== Text block ==
** Begin **

On December 15, 2010, the American Bar Association will host a free web-based training for attorneys who represent clients appealing child welfare cases. Appellate Training For Parents' Attorneys in Child Welfare Cases: Tips for Attorneys Filing and Writing Appeals will provide tips for appellate attorneys that parents have hired to work on child welfare cases. The training will describe how to file an appeal and discuss common occurrences that may arise during the appeal-including constitutional issues and incorrect rulings on pre-trial motions.

Florida’s Department of Children and Families is developing a proposal to extend foster care services until age 21, reports Janine Zeitlin of the Fort Myers News-Press. The agency would have to gain the approval of incoming Gov. Rick Scott (R) before shopping the plan to the legislature.

The Fostering Connections to Success and Increasing Adoptions Act, passed in 2008 offers states a federal match for extending foster care to 21. Only California has extended to 21 since the law was passed, and the Department of Health and Human Services has to be excited that another state with a huge youth population might join California.

Dave Collins of the Associated Press profiles Joette Katz, the Connecticut supreme court justice who is giving up her seat on the bench to run the state’s child welfare system. Katz has yet to be formally confirmed for the job, but has already vowed to get Connecticut out of federal oversight in the next four years.

Nebraska’s child welfare privatization is moving full steam ahead, reports Omaha World’s Martha Stoddard. Meanwhile, Gov. Dave Heineman informed two members of the state’s foster care review board that they will not be reappointed to new terms in January. The review board has been critical of Heineman’s insistence on moving forward with privatization at a point when it is struggling with the contracts for private providers.

** End **

== Data ==
** Begin **

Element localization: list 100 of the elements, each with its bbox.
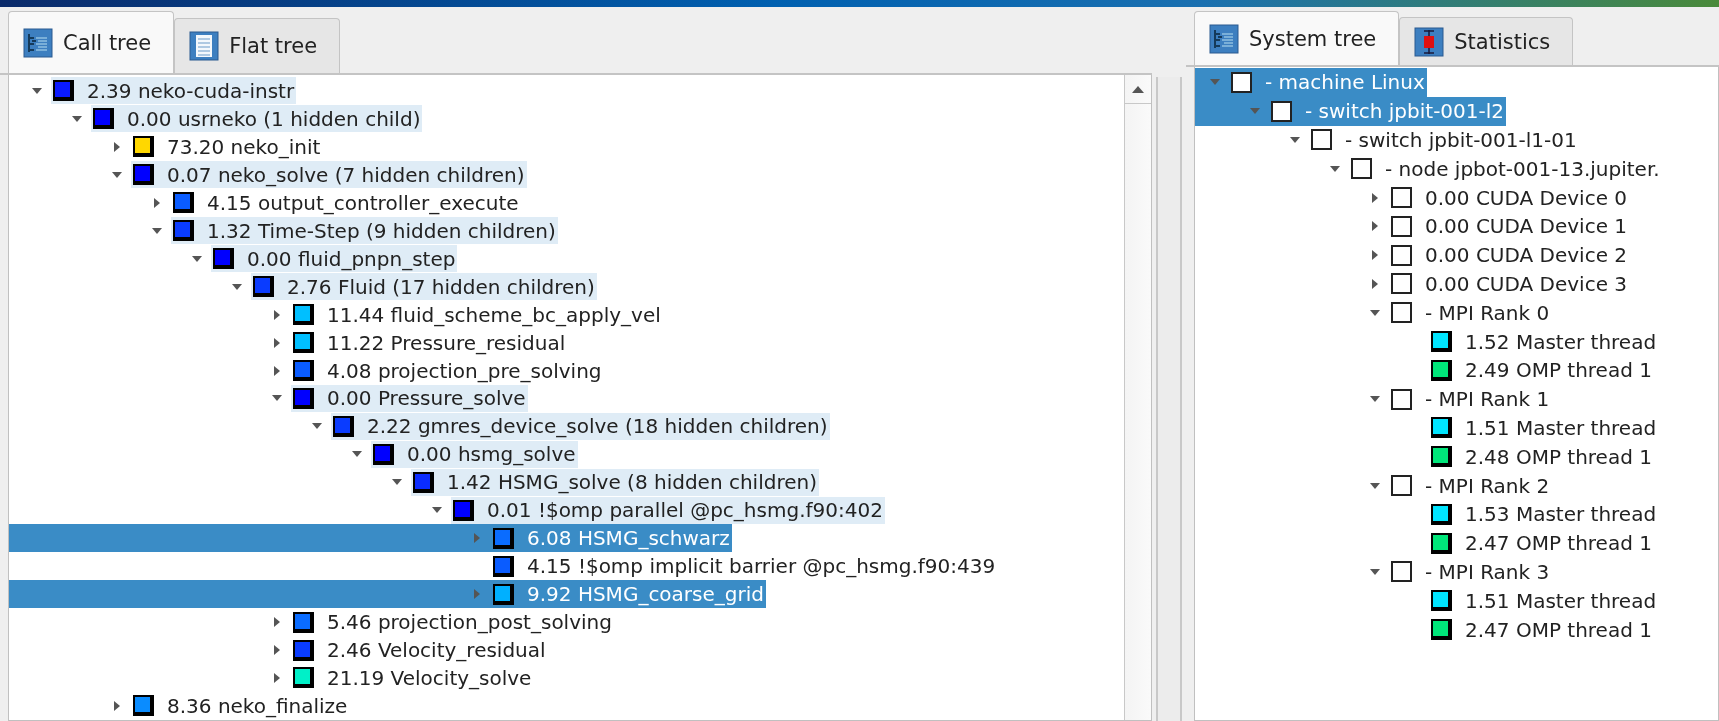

** End **

== Exercise requirements ==
- A) In the child welfare news roundup, which state is the only one to have extended foster care to 21 since the 2008 federal law passed?
- B) Reproduce the part of the child welfare news roundup that opens with the words "The Fostering Connections" and closes with "next four years.".
- C) Carry on the child welfare news roundup, picking up after its final sentence.

== Per-task outputs ==
- A) California

- B)
The Fostering Connections to Success and Increasing Adoptions Act, passed in 2008 offers states a federal match for extending foster care to 21. Only California has extended to 21 since the law was passed, and the Department of Health and Human Services has to be excited that another state with a huge youth population might join California.

Dave Collins of the Associated Press profiles Joette Katz, the Connecticut supreme court justice who is giving up her seat on the bench to run the state’s child welfare system. Katz has yet to be formally confirmed for the job, but has already vowed to get Connecticut out of federal oversight in the next four years.

- C)
Education/Jobs

The Washington Post’s Daniel de Vise profiles Towson University and its strategies to achieve equal graduation rates for whites, blacks and Hispanics.  

And anyone curious about the intricate, closed-door details of the DREAM Act’s journey through the lame-duck session can find it from The Hill’s Mike Lillis here. The bill, which passed the House last Thursday and was tabled by the Senate the next morning, might get squeezed in for a last-second vote just before the 111th Congress officially adjourns some time this month.

Sam Dillon of the New York Times reports that Rep. John Kline (R-Minn.), the new chair of the House Committee on Education and Labor, will likely see eye-to-eye with Education Secretary Arne Duncan on some major changes to the Elementary and Secondary Education Act. The two may clash over President Obama's Race to the Top initiative, Dillon writes. 

While much has been made of the disproportionate amount of government student loans going to the for-profit college sector compared to public and private colleges and universities, ProPublica’s Sharona Coutts looks at for-profit colleges’ collection of Post 9/11 G.I. Bill funding. Coutts posts a list of the 500 schools receiving the most tuition money from this bill – many of which are for-profit schools.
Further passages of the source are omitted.